**DATA TO USE**
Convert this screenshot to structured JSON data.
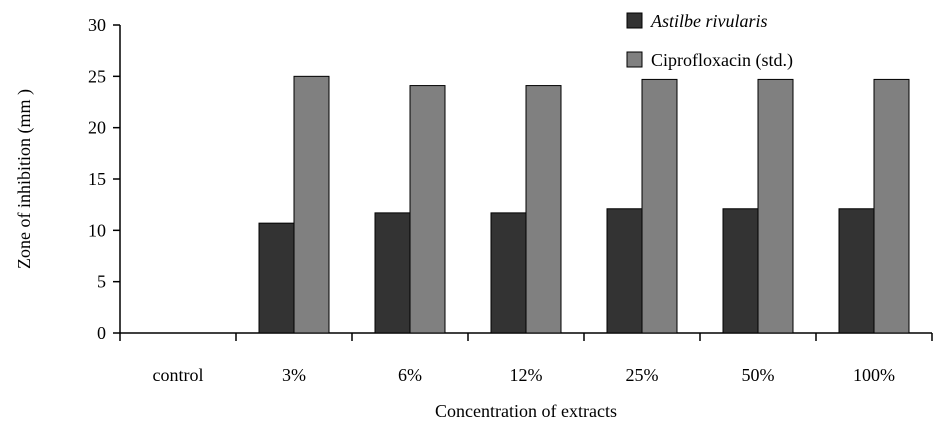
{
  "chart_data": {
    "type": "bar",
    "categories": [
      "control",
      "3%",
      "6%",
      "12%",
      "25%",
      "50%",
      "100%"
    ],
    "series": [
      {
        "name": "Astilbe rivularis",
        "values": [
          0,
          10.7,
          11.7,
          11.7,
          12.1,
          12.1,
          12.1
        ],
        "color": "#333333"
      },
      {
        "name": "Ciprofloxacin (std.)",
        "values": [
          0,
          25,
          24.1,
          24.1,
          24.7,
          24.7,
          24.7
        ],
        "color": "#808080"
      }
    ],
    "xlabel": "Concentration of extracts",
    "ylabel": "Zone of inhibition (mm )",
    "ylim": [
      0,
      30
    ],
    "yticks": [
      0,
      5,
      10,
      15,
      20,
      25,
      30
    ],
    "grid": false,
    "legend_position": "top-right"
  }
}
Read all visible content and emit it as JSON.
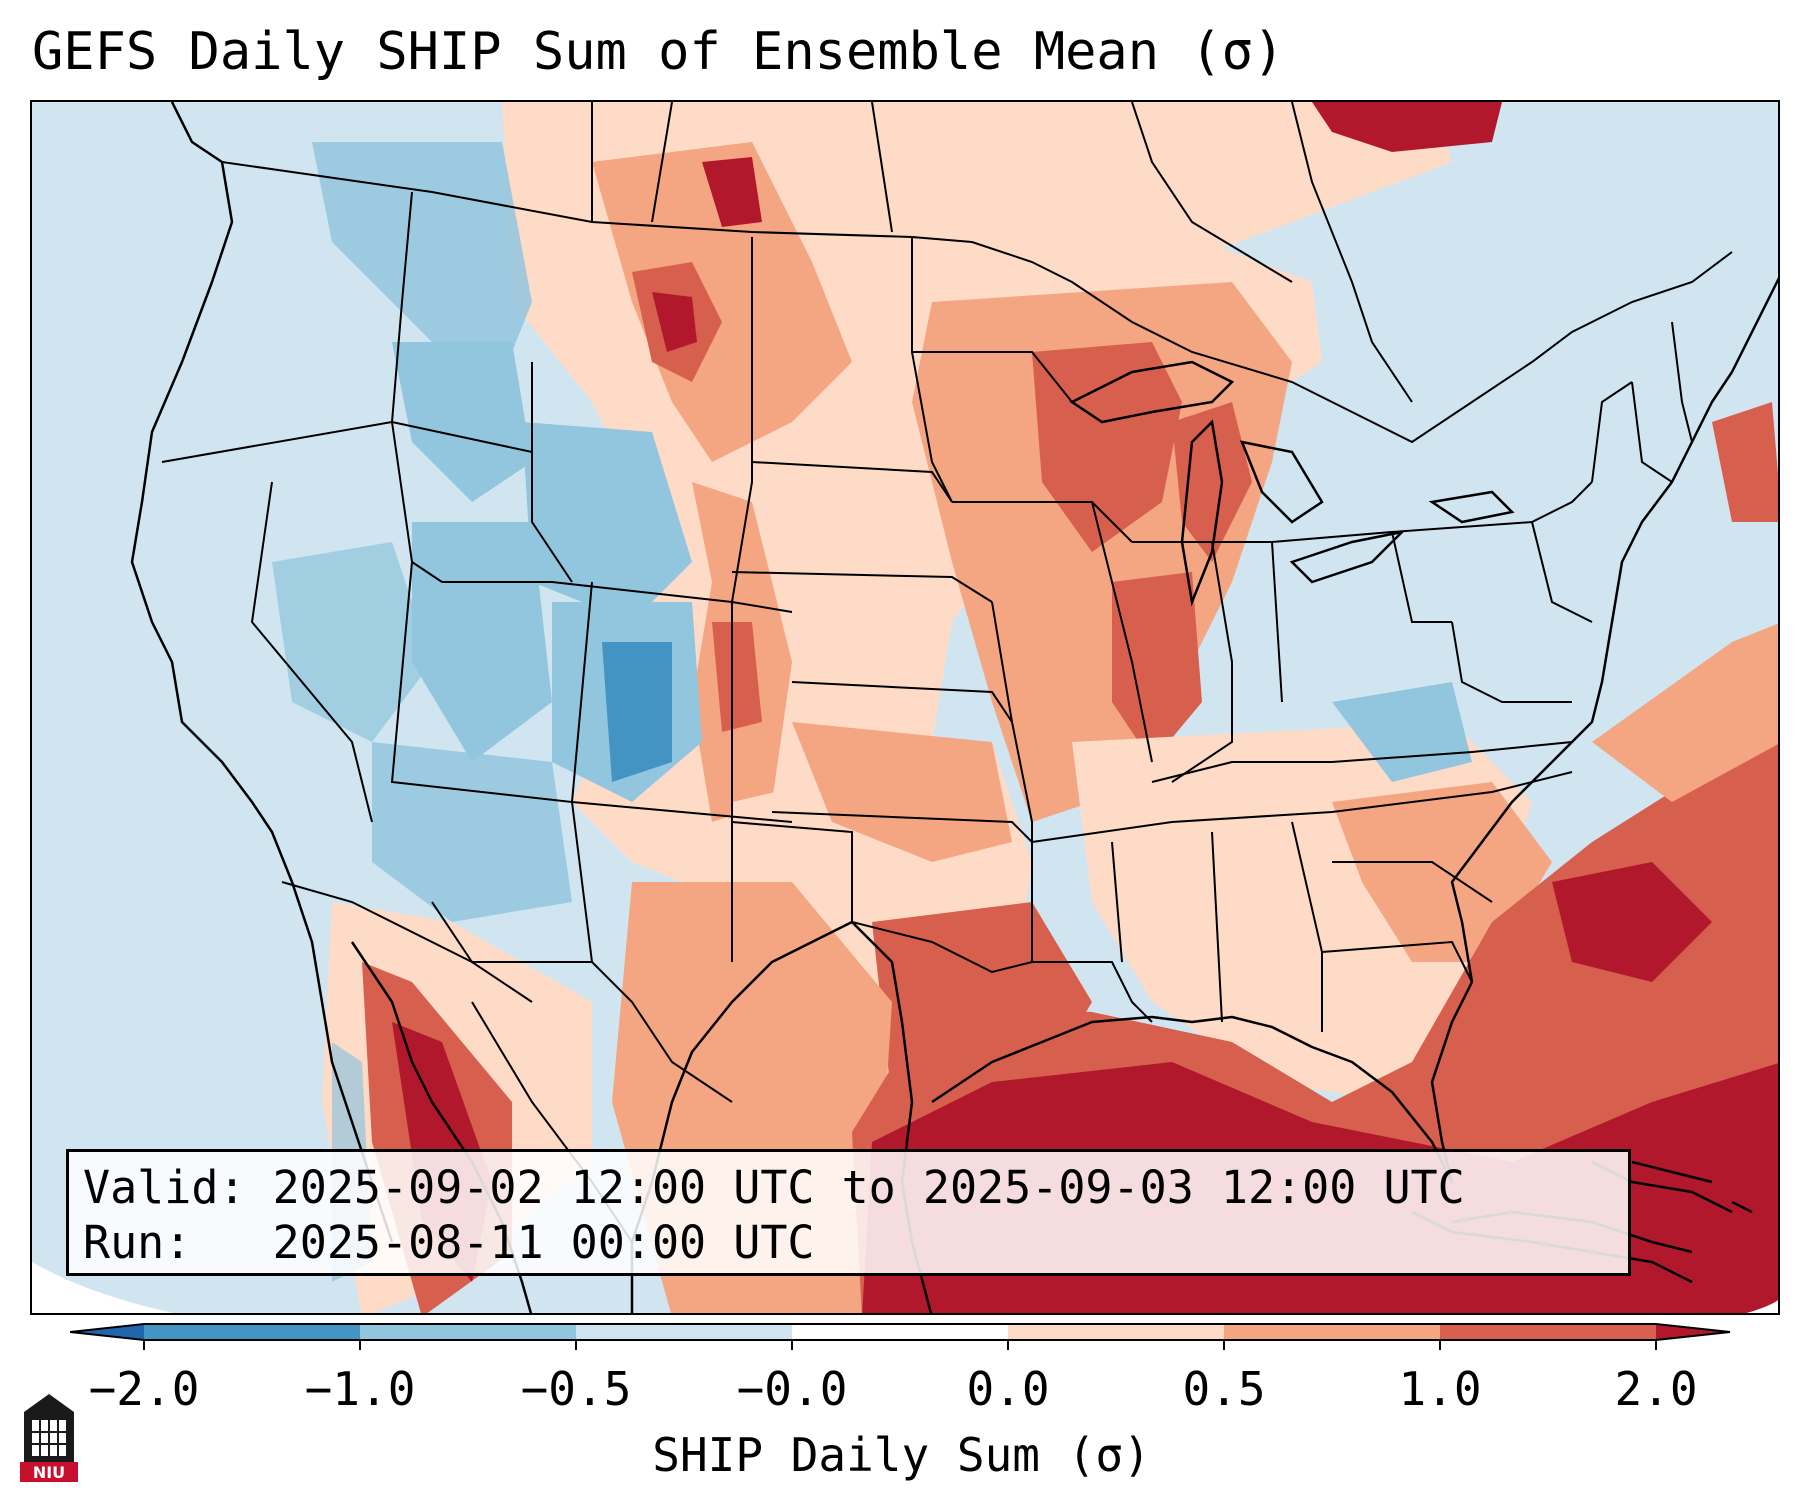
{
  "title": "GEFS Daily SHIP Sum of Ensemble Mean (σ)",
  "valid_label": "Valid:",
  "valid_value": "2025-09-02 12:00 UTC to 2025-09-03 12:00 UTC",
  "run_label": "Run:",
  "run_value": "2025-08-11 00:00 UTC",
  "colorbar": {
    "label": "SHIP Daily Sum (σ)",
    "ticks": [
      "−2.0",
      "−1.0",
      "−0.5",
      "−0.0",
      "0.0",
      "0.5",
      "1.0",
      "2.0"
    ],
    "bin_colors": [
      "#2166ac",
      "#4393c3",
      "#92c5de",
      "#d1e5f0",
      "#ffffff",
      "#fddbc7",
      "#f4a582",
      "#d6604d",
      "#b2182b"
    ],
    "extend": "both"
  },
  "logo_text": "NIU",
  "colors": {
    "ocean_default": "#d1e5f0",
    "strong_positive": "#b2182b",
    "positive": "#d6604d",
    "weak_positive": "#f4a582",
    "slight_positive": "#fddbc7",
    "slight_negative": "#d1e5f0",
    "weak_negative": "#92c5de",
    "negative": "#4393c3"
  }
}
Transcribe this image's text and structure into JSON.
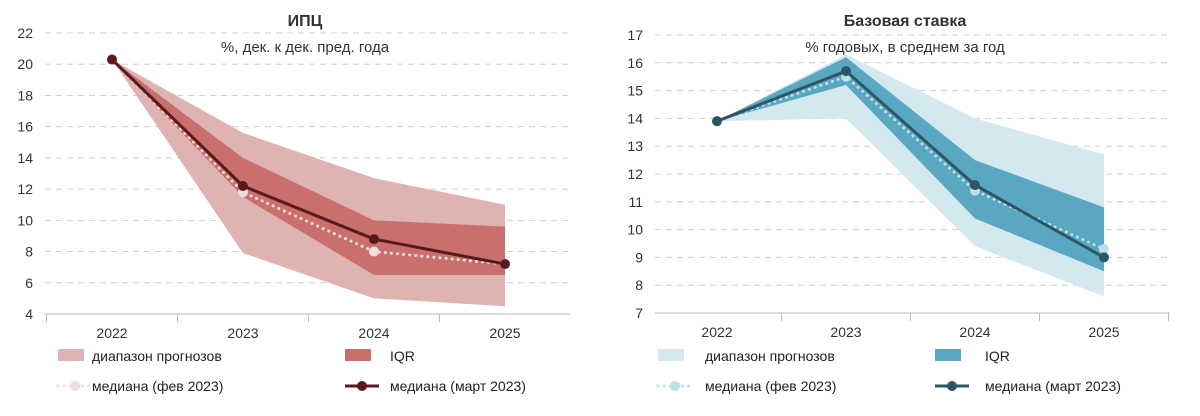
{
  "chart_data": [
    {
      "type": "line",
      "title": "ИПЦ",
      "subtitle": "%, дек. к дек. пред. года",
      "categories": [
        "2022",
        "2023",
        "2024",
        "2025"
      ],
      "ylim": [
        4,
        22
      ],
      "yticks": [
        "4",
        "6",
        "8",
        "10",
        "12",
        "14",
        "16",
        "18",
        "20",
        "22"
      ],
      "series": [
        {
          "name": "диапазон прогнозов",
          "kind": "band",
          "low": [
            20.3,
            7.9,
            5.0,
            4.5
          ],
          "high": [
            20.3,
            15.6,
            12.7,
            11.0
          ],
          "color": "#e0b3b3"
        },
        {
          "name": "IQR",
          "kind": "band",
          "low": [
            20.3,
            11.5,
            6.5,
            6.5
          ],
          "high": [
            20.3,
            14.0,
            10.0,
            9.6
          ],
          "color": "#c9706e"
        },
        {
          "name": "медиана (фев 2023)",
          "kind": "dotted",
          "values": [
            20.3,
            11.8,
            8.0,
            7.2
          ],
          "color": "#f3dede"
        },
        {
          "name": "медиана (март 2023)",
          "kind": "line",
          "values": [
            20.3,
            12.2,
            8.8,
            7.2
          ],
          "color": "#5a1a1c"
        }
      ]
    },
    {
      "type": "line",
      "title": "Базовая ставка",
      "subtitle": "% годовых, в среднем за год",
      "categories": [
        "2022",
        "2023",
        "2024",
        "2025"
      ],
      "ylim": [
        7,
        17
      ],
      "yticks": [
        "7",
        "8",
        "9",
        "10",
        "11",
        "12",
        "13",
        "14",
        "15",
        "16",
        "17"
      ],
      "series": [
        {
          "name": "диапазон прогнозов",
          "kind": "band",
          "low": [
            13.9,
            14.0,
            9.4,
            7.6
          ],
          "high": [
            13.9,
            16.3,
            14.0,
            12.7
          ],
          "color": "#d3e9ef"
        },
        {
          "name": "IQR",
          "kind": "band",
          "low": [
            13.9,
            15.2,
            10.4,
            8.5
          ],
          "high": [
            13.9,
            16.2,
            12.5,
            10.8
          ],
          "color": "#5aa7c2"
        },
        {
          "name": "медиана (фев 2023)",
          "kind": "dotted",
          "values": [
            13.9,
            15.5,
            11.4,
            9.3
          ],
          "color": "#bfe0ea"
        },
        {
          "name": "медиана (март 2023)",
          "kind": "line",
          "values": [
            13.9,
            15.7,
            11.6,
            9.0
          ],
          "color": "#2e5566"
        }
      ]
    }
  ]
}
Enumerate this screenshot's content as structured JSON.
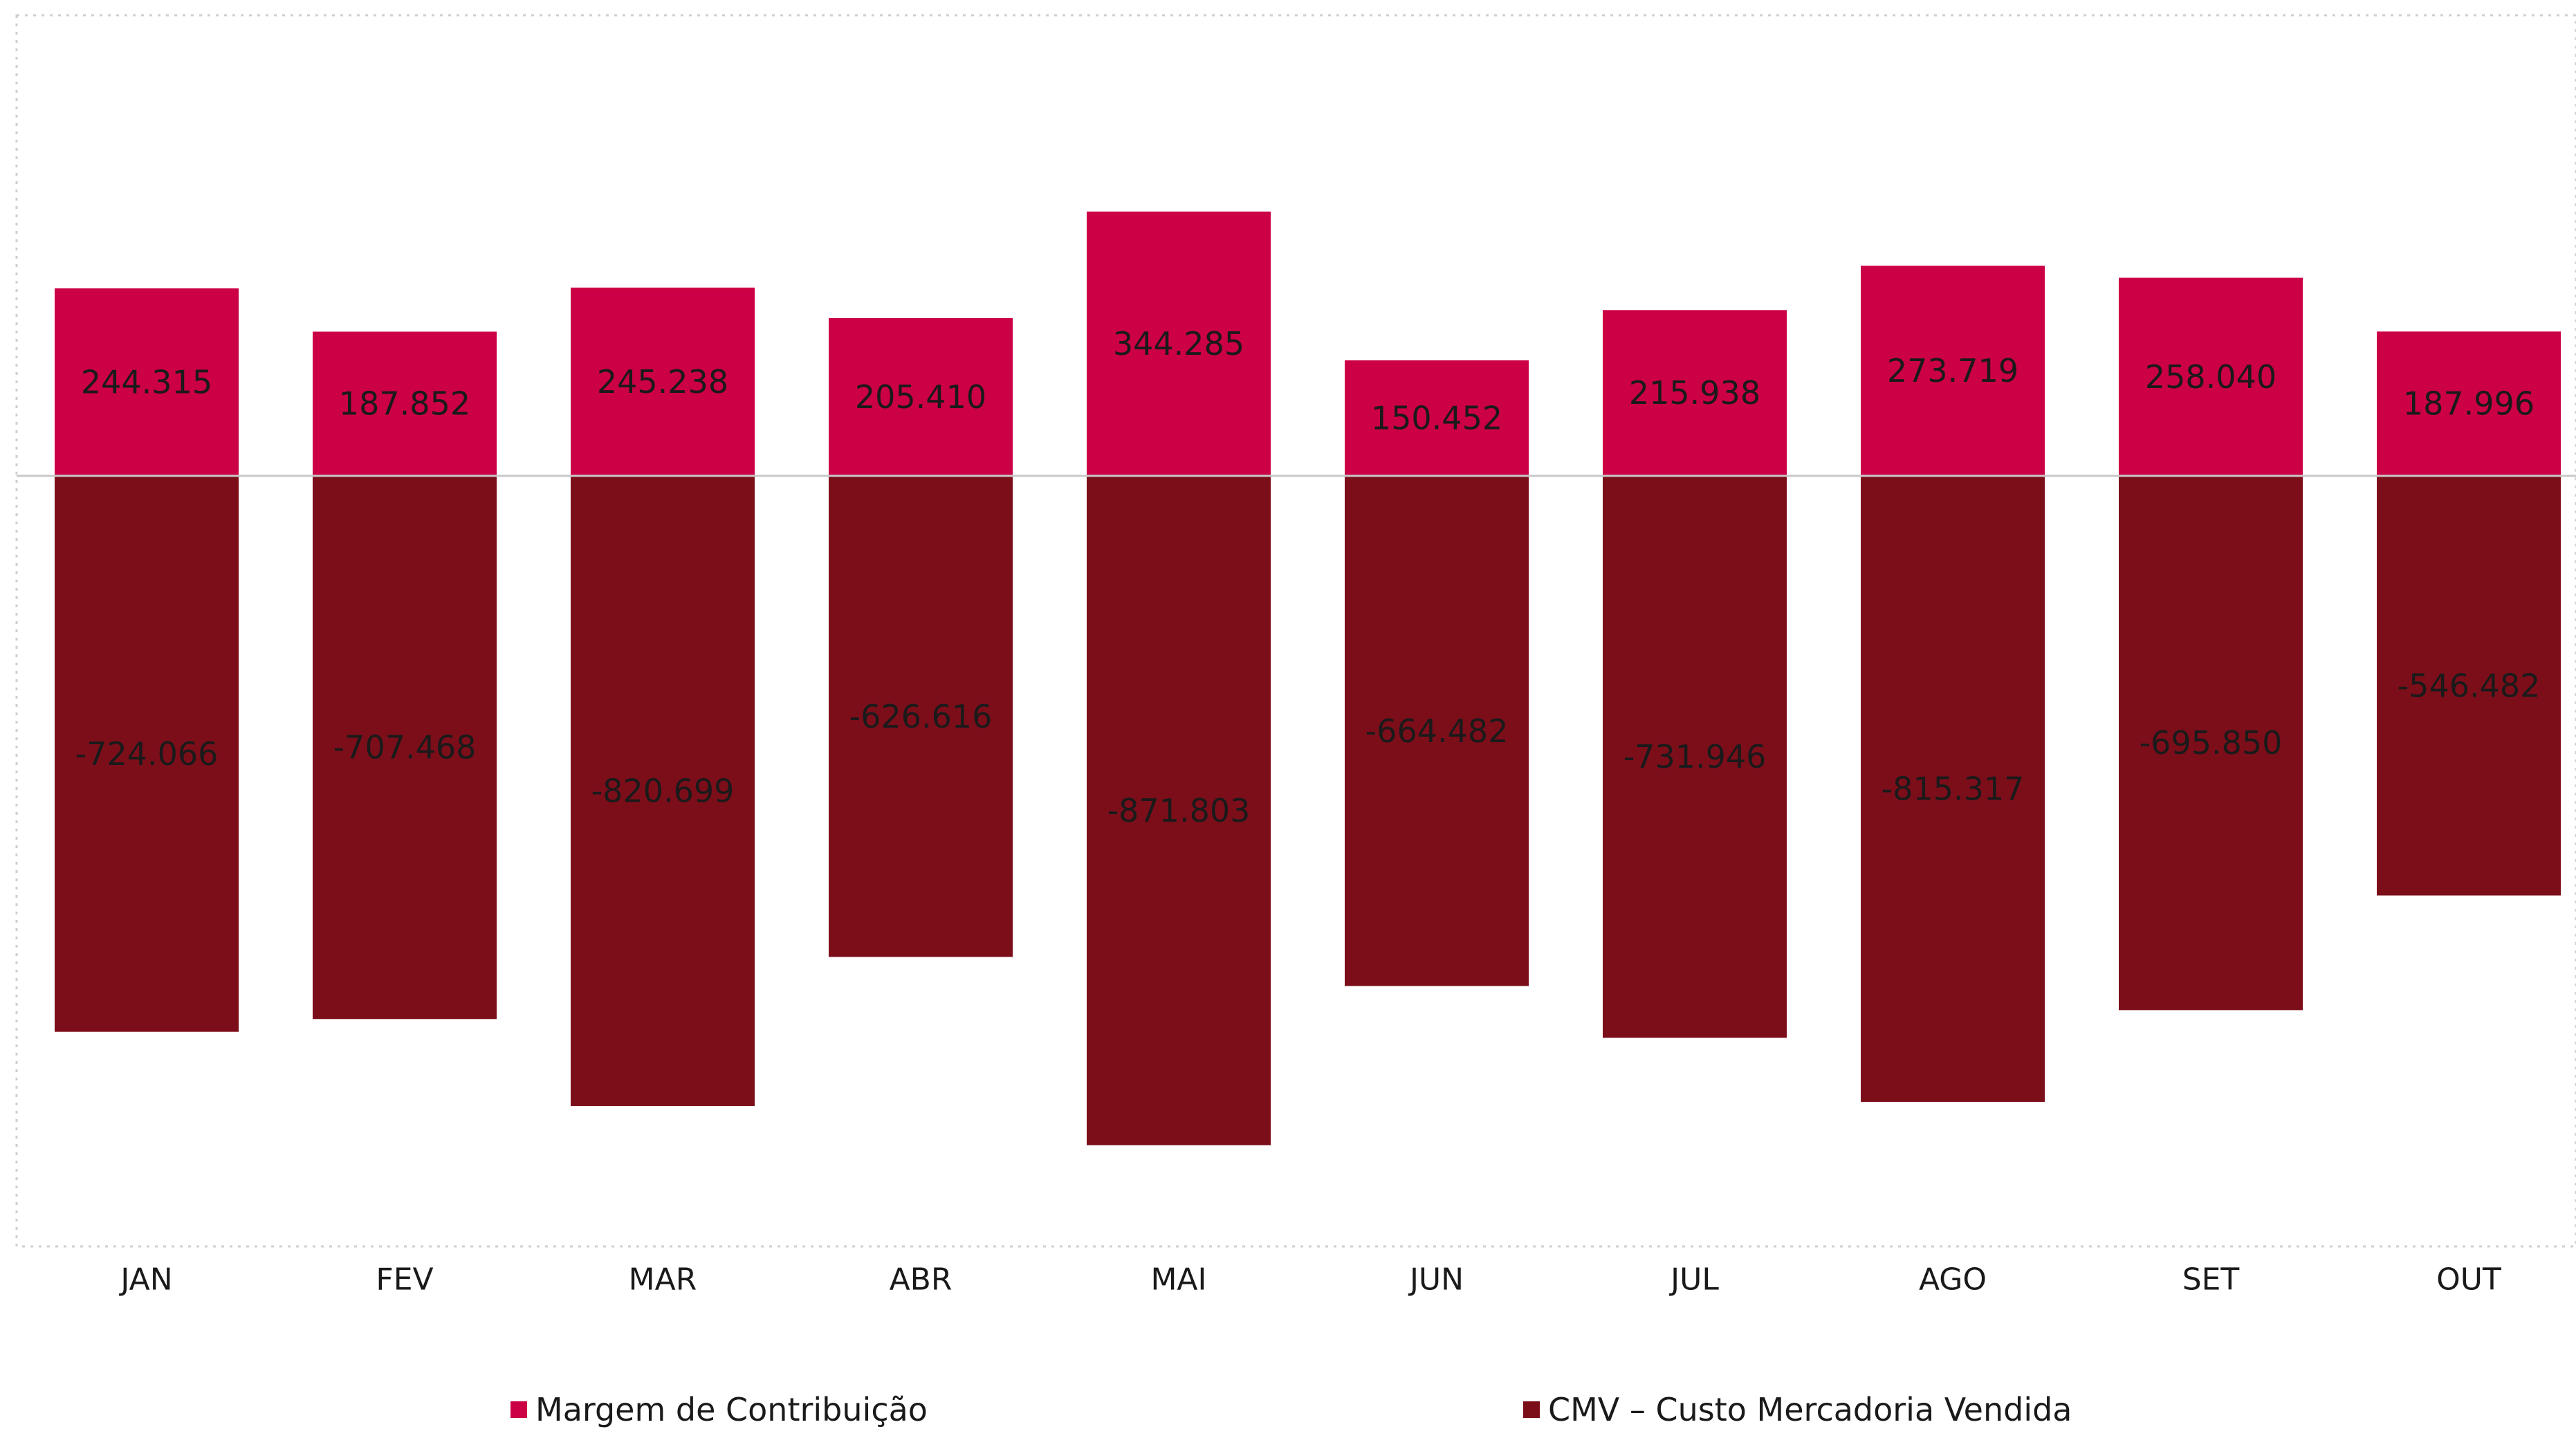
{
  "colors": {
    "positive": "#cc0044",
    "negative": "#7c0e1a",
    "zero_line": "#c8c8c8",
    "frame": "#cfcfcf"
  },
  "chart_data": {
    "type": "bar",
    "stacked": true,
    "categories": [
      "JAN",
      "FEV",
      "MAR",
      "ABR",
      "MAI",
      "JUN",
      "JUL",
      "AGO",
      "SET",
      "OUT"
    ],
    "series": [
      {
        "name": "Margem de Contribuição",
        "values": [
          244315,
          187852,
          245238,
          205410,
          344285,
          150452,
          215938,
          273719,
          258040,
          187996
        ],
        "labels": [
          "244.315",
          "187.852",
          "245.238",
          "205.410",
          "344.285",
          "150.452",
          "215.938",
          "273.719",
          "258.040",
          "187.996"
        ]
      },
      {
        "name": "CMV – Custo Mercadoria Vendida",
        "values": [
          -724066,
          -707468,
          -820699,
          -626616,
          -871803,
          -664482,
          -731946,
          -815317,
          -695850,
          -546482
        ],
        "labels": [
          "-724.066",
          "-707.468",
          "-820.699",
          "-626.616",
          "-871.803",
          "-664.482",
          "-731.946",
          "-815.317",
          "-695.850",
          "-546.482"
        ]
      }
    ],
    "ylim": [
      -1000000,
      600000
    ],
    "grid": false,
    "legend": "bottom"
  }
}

**GOAL**
Output nothing but the number of lines in the data containing the string "content".

**RESPONSE BELOW**
2